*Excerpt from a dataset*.
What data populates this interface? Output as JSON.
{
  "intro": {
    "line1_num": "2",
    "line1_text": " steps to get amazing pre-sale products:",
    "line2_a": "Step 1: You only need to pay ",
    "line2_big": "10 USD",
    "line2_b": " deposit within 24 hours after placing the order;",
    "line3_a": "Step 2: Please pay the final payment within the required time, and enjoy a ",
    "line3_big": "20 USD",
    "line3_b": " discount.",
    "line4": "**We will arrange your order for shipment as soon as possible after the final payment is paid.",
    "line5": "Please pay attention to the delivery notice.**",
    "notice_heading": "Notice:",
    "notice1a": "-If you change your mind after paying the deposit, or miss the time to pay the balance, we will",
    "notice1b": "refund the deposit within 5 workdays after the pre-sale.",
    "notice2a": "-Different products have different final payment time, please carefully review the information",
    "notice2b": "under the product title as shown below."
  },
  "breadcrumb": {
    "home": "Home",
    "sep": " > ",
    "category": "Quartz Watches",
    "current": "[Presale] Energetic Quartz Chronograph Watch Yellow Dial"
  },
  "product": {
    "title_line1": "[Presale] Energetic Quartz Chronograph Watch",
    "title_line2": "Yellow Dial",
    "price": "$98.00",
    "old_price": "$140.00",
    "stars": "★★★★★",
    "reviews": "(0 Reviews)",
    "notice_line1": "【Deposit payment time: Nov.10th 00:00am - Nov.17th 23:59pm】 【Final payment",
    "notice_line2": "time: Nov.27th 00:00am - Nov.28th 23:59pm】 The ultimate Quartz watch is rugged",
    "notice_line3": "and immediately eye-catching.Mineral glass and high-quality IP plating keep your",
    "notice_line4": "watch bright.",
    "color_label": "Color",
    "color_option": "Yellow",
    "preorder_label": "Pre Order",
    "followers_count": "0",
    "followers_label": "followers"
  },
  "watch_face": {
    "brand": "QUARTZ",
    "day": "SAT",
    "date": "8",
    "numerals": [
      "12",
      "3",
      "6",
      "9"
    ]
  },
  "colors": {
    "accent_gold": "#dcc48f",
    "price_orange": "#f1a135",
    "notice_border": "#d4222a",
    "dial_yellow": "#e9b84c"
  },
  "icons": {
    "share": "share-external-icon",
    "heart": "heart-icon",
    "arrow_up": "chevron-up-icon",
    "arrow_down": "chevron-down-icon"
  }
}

*Exercise details*.
Each line in the material above must be retyped without alteration.

*Task result*.
What data populates this interface? Output as JSON.
{
  "intro": {
    "line1_num": "2",
    "line1_text": " steps to get amazing pre-sale products:",
    "line2_a": "Step 1: You only need to pay ",
    "line2_big": "10 USD",
    "line2_b": " deposit within 24 hours after placing the order;",
    "line3_a": "Step 2: Please pay the final payment within the required time, and enjoy a ",
    "line3_big": "20 USD",
    "line3_b": " discount.",
    "line4": "**We will arrange your order for shipment as soon as possible after the final payment is paid.",
    "line5": "Please pay attention to the delivery notice.**",
    "notice_heading": "Notice:",
    "notice1a": "-If you change your mind after paying the deposit, or miss the time to pay the balance, we will",
    "notice1b": "refund the deposit within 5 workdays after the pre-sale.",
    "notice2a": "-Different products have different final payment time, please carefully review the information",
    "notice2b": "under the product title as shown below."
  },
  "breadcrumb": {
    "home": "Home",
    "sep": " > ",
    "category": "Quartz Watches",
    "current": "[Presale] Energetic Quartz Chronograph Watch Yellow Dial"
  },
  "product": {
    "title_line1": "[Presale] Energetic Quartz Chronograph Watch",
    "title_line2": "Yellow Dial",
    "price": "$98.00",
    "old_price": "$140.00",
    "stars": "★★★★★",
    "reviews": "(0 Reviews)",
    "notice_line1": "【Deposit payment time: Nov.10th 00:00am - Nov.17th 23:59pm】 【Final payment",
    "notice_line2": "time: Nov.27th 00:00am - Nov.28th 23:59pm】 The ultimate Quartz watch is rugged",
    "notice_line3": "and immediately eye-catching.Mineral glass and high-quality IP plating keep your",
    "notice_line4": "watch bright.",
    "color_label": "Color",
    "color_option": "Yellow",
    "preorder_label": "Pre Order",
    "followers_count": "0",
    "followers_label": "followers"
  },
  "watch_face": {
    "brand": "QUARTZ",
    "day": "SAT",
    "date": "8",
    "numerals": [
      "12",
      "3",
      "6",
      "9"
    ]
  },
  "colors": {
    "accent_gold": "#dcc48f",
    "price_orange": "#f1a135",
    "notice_border": "#d4222a",
    "dial_yellow": "#e9b84c"
  },
  "icons": {
    "share": "share-external-icon",
    "heart": "heart-icon",
    "arrow_up": "chevron-up-icon",
    "arrow_down": "chevron-down-icon"
  }
}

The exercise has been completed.